— Work to be completed —
The records should be written out in full, with nothing altered.

— The data —
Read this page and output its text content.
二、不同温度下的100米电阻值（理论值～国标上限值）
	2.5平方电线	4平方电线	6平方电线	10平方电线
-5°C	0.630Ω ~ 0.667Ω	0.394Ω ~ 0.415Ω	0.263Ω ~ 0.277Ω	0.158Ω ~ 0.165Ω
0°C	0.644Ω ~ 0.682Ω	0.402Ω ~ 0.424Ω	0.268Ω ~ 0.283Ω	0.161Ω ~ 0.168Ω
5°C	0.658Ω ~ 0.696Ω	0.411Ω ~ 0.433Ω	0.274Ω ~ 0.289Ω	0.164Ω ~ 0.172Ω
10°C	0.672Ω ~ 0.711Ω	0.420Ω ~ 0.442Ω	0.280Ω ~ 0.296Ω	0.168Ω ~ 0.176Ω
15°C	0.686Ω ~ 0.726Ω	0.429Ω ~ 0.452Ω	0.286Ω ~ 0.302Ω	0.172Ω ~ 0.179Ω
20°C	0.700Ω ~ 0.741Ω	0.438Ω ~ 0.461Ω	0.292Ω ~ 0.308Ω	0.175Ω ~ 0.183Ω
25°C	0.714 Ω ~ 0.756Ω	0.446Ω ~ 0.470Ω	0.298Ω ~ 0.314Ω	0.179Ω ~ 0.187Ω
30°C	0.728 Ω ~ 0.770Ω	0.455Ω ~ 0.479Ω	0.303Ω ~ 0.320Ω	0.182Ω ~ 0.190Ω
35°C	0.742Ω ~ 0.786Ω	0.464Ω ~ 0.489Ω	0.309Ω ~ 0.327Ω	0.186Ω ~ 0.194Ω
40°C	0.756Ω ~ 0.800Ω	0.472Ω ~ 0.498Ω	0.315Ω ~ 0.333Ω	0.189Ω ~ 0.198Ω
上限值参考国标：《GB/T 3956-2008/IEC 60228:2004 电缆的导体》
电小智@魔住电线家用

— The answer —
Read this page and output its text content.
二、不同温度下的100米电阻值（理论值～国标上限值）
	2.5平方电线	4平方电线	6平方电线	10平方电线
-5°C	0.630Ω ~ 0.667Ω	0.394Ω ~ 0.415Ω	0.263Ω ~ 0.277Ω	0.158Ω ~ 0.165Ω
0°C	0.644Ω ~ 0.682Ω	0.402Ω ~ 0.424Ω	0.268Ω ~ 0.283Ω	0.161Ω ~ 0.168Ω
5°C	0.658Ω ~ 0.696Ω	0.411Ω ~ 0.433Ω	0.274Ω ~ 0.289Ω	0.164Ω ~ 0.172Ω
10°C	0.672Ω ~ 0.711Ω	0.420Ω ~ 0.442Ω	0.280Ω ~ 0.296Ω	0.168Ω ~ 0.176Ω
15°C	0.686Ω ~ 0.726Ω	0.429Ω ~ 0.452Ω	0.286Ω ~ 0.302Ω	0.172Ω ~ 0.179Ω
20°C	0.700Ω ~ 0.741Ω	0.438Ω ~ 0.461Ω	0.292Ω ~ 0.308Ω	0.175Ω ~ 0.183Ω
25°C	0.714 Ω ~ 0.756Ω	0.446Ω ~ 0.470Ω	0.298Ω ~ 0.314Ω	0.179Ω ~ 0.187Ω
30°C	0.728 Ω ~ 0.770Ω	0.455Ω ~ 0.479Ω	0.303Ω ~ 0.320Ω	0.182Ω ~ 0.190Ω
35°C	0.742Ω ~ 0.786Ω	0.464Ω ~ 0.489Ω	0.309Ω ~ 0.327Ω	0.186Ω ~ 0.194Ω
40°C	0.756Ω ~ 0.800Ω	0.472Ω ~ 0.498Ω	0.315Ω ~ 0.333Ω	0.189Ω ~ 0.198Ω
上限值参考国标：《GB/T 3956-2008/IEC 60228:2004 电缆的导体》
电小智@魔住电线家用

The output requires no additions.